Aim of the exercise:
Copy every line of the entries that includes the word "title".

Data shown:

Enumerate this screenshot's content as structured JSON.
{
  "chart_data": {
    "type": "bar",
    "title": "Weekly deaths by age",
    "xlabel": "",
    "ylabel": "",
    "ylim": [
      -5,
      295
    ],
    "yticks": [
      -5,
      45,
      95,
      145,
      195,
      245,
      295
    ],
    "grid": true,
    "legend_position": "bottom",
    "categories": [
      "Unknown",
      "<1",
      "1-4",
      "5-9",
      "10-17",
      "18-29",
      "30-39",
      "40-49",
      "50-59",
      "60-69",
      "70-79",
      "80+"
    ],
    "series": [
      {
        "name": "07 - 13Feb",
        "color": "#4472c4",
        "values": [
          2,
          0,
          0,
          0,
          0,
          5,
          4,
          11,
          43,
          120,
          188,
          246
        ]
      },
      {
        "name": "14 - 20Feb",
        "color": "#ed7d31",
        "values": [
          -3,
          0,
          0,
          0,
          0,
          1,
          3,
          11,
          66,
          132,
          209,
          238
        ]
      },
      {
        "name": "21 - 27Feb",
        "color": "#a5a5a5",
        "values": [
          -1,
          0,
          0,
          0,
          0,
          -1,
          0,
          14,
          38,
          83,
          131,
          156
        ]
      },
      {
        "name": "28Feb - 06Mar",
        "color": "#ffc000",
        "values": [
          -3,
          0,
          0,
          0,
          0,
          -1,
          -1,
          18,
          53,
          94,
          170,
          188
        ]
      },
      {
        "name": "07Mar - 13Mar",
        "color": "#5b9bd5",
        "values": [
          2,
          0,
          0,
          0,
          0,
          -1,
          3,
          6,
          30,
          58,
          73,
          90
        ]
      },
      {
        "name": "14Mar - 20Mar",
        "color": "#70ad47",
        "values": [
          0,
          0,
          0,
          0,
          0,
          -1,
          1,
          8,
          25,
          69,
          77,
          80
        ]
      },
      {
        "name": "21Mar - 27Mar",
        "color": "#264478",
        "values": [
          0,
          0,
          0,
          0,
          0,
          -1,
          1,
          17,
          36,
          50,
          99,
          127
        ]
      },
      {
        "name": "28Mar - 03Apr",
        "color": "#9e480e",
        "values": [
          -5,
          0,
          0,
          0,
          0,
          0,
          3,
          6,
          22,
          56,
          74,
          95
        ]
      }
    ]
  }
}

--

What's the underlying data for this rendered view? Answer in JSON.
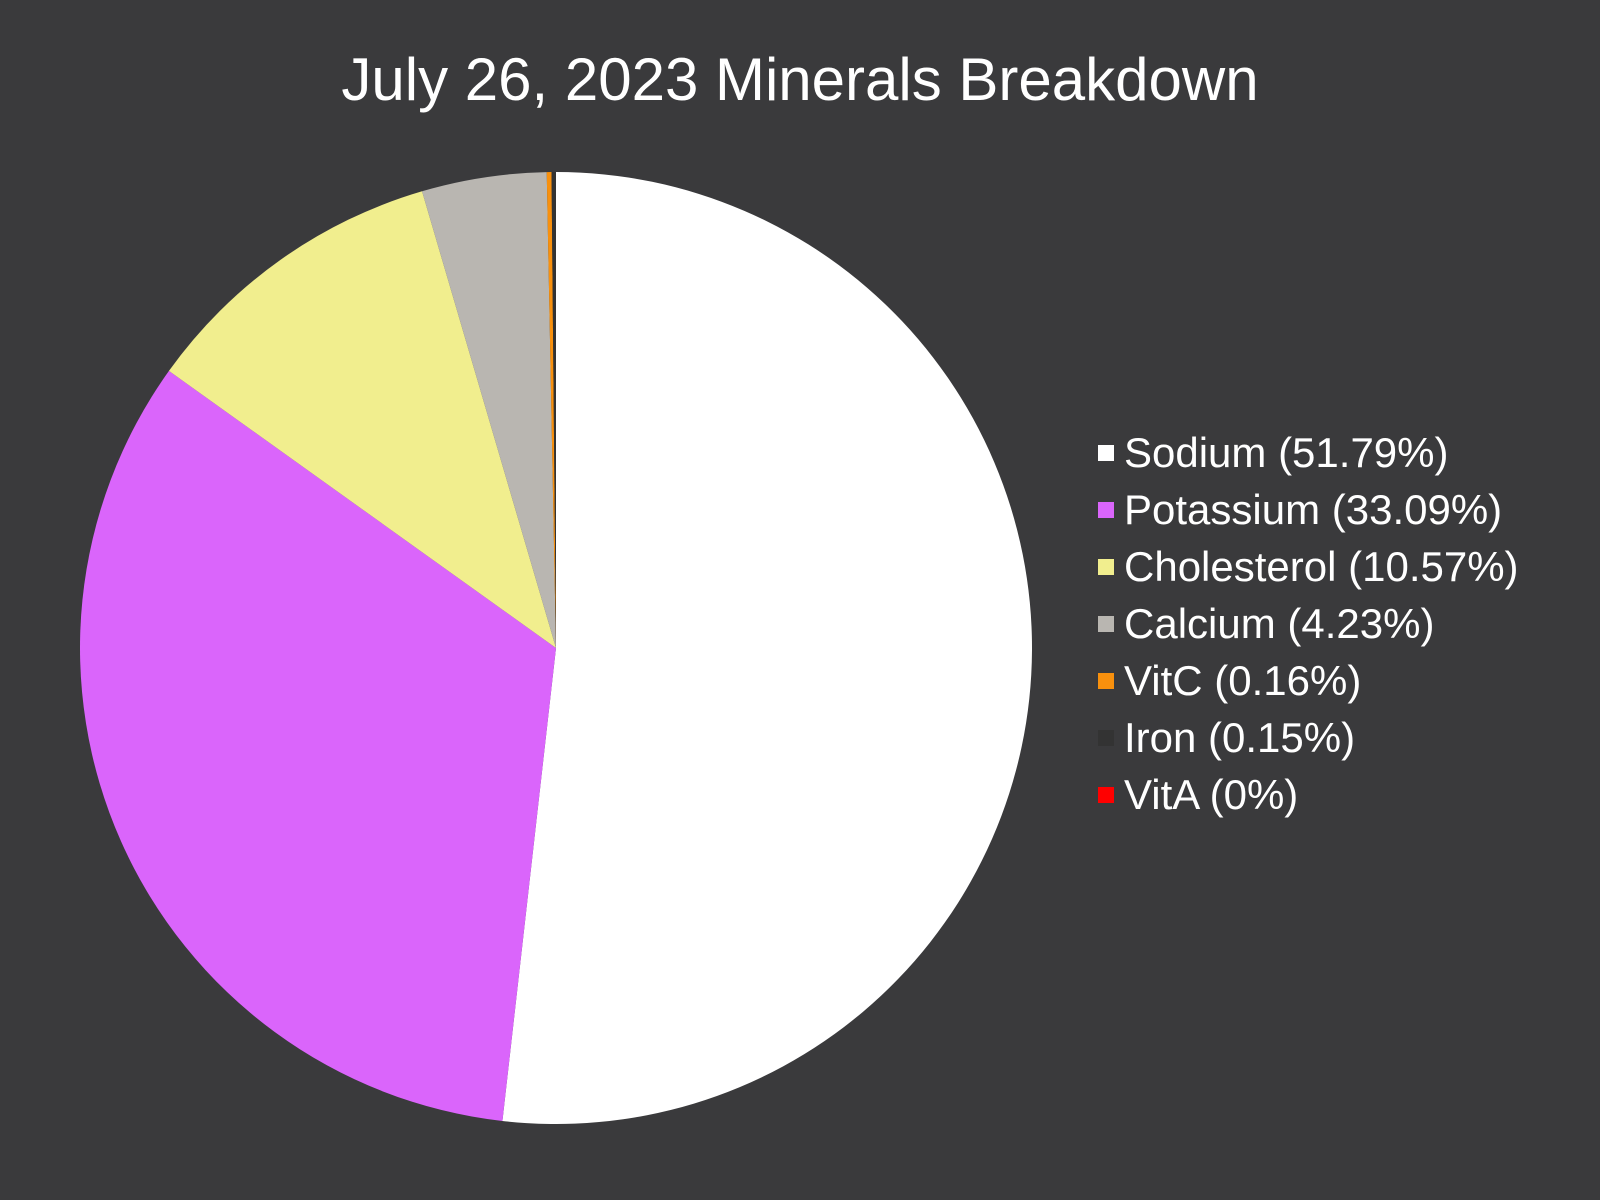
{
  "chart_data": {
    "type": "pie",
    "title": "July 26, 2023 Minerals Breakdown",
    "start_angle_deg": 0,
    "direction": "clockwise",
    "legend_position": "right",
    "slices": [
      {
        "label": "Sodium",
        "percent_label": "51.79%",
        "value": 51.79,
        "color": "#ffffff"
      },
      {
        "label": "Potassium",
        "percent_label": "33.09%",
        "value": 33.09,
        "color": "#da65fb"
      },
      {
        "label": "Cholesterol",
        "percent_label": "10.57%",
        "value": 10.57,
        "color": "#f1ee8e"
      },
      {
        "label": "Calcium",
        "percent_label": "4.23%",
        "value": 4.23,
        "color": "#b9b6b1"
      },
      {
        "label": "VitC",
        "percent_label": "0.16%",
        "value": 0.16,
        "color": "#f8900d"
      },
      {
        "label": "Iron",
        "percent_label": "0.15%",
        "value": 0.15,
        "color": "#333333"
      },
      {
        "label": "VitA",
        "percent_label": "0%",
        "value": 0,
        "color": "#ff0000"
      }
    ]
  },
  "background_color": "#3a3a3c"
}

Response to the task:
    "title": "Weekly deaths by age",
    "title": "July 26, 2023 Minerals Breakdown",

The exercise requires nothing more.